## Request:
Print out every line, exactly as written.

## Records provided:

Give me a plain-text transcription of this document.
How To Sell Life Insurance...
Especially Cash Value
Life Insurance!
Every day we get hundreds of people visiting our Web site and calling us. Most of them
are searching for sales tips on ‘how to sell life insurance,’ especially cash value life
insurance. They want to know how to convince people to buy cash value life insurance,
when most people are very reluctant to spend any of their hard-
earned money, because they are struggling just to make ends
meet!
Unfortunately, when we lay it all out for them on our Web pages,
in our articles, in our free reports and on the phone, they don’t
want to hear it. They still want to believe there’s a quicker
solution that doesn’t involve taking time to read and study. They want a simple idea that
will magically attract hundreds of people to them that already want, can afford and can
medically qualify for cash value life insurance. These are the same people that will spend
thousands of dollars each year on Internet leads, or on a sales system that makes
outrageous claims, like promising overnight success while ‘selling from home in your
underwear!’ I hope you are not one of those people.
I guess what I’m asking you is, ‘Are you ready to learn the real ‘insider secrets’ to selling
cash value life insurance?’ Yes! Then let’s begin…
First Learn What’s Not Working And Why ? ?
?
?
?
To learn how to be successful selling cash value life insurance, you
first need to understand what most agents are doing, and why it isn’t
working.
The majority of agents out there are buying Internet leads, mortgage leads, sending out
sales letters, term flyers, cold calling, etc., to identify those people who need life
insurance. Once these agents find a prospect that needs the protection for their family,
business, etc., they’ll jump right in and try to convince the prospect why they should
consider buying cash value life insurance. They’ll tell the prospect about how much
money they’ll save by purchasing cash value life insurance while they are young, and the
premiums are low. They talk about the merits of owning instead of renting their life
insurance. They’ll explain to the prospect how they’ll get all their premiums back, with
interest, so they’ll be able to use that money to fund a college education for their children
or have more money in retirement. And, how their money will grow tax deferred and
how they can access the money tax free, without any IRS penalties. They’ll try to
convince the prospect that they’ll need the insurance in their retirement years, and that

## Task output:
Give me a plain-text transcription of this document.
How To Sell Life Insurance...
Especially Cash Value
Life Insurance!
Every day we get hundreds of people visiting our Web site and calling us. Most of them
are searching for sales tips on ‘how to sell life insurance,’ especially cash value life
insurance. They want to know how to convince people to buy cash value life insurance,
when most people are very reluctant to spend any of their hard-
earned money, because they are struggling just to make ends
meet!
Unfortunately, when we lay it all out for them on our Web pages,
in our articles, in our free reports and on the phone, they don’t
want to hear it. They still want to believe there’s a quicker
solution that doesn’t involve taking time to read and study. They want a simple idea that
will magically attract hundreds of people to them that already want, can afford and can
medically qualify for cash value life insurance. These are the same people that will spend
thousands of dollars each year on Internet leads, or on a sales system that makes
outrageous claims, like promising overnight success while ‘selling from home in your
underwear!’ I hope you are not one of those people.
I guess what I’m asking you is, ‘Are you ready to learn the real ‘insider secrets’ to selling
cash value life insurance?’ Yes! Then let’s begin…
First Learn What’s Not Working And Why ? ?
?
?
?
To learn how to be successful selling cash value life insurance, you
first need to understand what most agents are doing, and why it isn’t
working.
The majority of agents out there are buying Internet leads, mortgage leads, sending out
sales letters, term flyers, cold calling, etc., to identify those people who need life
insurance. Once these agents find a prospect that needs the protection for their family,
business, etc., they’ll jump right in and try to convince the prospect why they should
consider buying cash value life insurance. They’ll tell the prospect about how much
money they’ll save by purchasing cash value life insurance while they are young, and the
premiums are low. They talk about the merits of owning instead of renting their life
insurance. They’ll explain to the prospect how they’ll get all their premiums back, with
interest, so they’ll be able to use that money to fund a college education for their children
or have more money in retirement. And, how their money will grow tax deferred and
how they can access the money tax free, without any IRS penalties. They’ll try to
convince the prospect that they’ll need the insurance in their retirement years, and that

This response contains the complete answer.